WHAT THE TASK REQUIRES: Set down each line of the data below exactly as it stands, dropping the pictures.

MATERIAL FOR THIS EXERCISE:
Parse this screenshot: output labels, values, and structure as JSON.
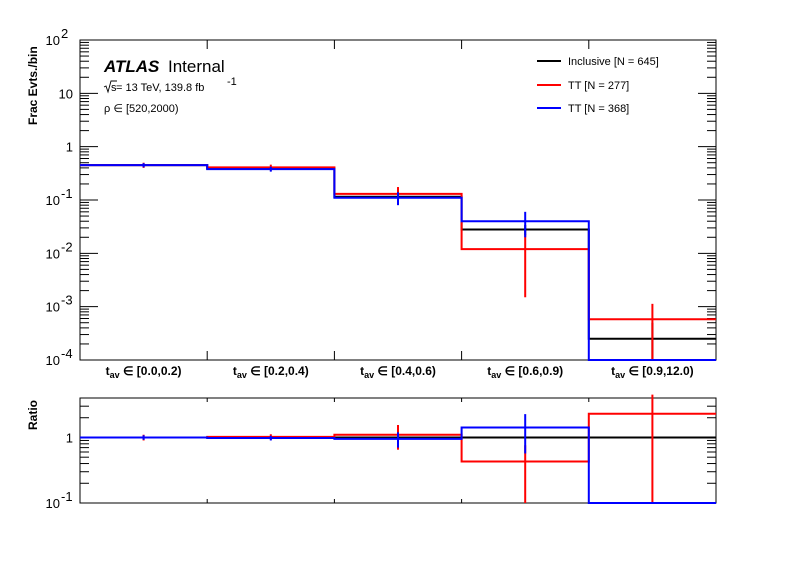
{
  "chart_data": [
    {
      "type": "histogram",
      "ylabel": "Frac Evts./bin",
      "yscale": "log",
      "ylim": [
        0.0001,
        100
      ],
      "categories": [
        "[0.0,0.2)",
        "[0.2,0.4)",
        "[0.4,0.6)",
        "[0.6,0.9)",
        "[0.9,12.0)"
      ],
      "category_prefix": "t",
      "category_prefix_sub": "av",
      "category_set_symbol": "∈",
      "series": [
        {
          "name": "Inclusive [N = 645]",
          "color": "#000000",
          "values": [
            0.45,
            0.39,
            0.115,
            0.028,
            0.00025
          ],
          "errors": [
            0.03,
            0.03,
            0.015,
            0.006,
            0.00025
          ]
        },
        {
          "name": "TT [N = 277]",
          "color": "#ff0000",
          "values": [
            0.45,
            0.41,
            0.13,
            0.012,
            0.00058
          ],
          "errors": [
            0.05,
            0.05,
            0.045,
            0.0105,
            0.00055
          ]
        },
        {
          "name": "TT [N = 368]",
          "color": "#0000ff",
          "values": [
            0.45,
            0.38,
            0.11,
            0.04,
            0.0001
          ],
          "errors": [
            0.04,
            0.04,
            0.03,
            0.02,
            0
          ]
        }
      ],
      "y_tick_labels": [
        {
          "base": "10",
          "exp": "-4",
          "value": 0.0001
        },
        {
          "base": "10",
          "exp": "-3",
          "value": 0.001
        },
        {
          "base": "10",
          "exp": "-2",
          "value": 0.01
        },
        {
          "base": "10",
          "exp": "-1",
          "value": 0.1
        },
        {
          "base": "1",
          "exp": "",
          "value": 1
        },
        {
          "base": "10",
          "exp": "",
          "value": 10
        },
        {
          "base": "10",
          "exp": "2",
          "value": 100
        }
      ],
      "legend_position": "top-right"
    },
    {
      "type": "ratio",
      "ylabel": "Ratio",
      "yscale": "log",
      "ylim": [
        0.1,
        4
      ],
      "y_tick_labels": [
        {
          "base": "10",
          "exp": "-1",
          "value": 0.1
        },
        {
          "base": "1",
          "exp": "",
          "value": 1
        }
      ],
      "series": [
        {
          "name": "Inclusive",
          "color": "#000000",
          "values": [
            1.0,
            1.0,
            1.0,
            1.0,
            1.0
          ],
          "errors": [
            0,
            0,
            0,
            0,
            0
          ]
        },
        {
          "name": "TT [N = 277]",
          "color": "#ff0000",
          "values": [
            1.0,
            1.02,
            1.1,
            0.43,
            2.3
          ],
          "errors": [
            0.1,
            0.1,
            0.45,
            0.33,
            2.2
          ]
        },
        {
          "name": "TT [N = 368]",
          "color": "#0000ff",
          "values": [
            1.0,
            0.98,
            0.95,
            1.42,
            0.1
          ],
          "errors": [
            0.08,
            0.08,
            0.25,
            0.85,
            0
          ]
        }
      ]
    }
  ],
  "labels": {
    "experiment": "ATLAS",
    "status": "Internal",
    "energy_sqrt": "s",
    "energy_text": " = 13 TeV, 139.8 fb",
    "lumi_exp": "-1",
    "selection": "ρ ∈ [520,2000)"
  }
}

WRITTEN ANSWER:
Parse this screenshot: output labels, values, and structure as JSON.
{
  "chart_data": [
    {
      "type": "histogram",
      "ylabel": "Frac Evts./bin",
      "yscale": "log",
      "ylim": [
        0.0001,
        100
      ],
      "categories": [
        "[0.0,0.2)",
        "[0.2,0.4)",
        "[0.4,0.6)",
        "[0.6,0.9)",
        "[0.9,12.0)"
      ],
      "category_prefix": "t",
      "category_prefix_sub": "av",
      "category_set_symbol": "∈",
      "series": [
        {
          "name": "Inclusive [N = 645]",
          "color": "#000000",
          "values": [
            0.45,
            0.39,
            0.115,
            0.028,
            0.00025
          ],
          "errors": [
            0.03,
            0.03,
            0.015,
            0.006,
            0.00025
          ]
        },
        {
          "name": "TT [N = 277]",
          "color": "#ff0000",
          "values": [
            0.45,
            0.41,
            0.13,
            0.012,
            0.00058
          ],
          "errors": [
            0.05,
            0.05,
            0.045,
            0.0105,
            0.00055
          ]
        },
        {
          "name": "TT [N = 368]",
          "color": "#0000ff",
          "values": [
            0.45,
            0.38,
            0.11,
            0.04,
            0.0001
          ],
          "errors": [
            0.04,
            0.04,
            0.03,
            0.02,
            0
          ]
        }
      ],
      "y_tick_labels": [
        {
          "base": "10",
          "exp": "-4",
          "value": 0.0001
        },
        {
          "base": "10",
          "exp": "-3",
          "value": 0.001
        },
        {
          "base": "10",
          "exp": "-2",
          "value": 0.01
        },
        {
          "base": "10",
          "exp": "-1",
          "value": 0.1
        },
        {
          "base": "1",
          "exp": "",
          "value": 1
        },
        {
          "base": "10",
          "exp": "",
          "value": 10
        },
        {
          "base": "10",
          "exp": "2",
          "value": 100
        }
      ],
      "legend_position": "top-right"
    },
    {
      "type": "ratio",
      "ylabel": "Ratio",
      "yscale": "log",
      "ylim": [
        0.1,
        4
      ],
      "y_tick_labels": [
        {
          "base": "10",
          "exp": "-1",
          "value": 0.1
        },
        {
          "base": "1",
          "exp": "",
          "value": 1
        }
      ],
      "series": [
        {
          "name": "Inclusive",
          "color": "#000000",
          "values": [
            1.0,
            1.0,
            1.0,
            1.0,
            1.0
          ],
          "errors": [
            0,
            0,
            0,
            0,
            0
          ]
        },
        {
          "name": "TT [N = 277]",
          "color": "#ff0000",
          "values": [
            1.0,
            1.02,
            1.1,
            0.43,
            2.3
          ],
          "errors": [
            0.1,
            0.1,
            0.45,
            0.33,
            2.2
          ]
        },
        {
          "name": "TT [N = 368]",
          "color": "#0000ff",
          "values": [
            1.0,
            0.98,
            0.95,
            1.42,
            0.1
          ],
          "errors": [
            0.08,
            0.08,
            0.25,
            0.85,
            0
          ]
        }
      ]
    }
  ],
  "labels": {
    "experiment": "ATLAS",
    "status": "Internal",
    "energy_sqrt": "s",
    "energy_text": " = 13 TeV, 139.8 fb",
    "lumi_exp": "-1",
    "selection": "ρ ∈ [520,2000)"
  }
}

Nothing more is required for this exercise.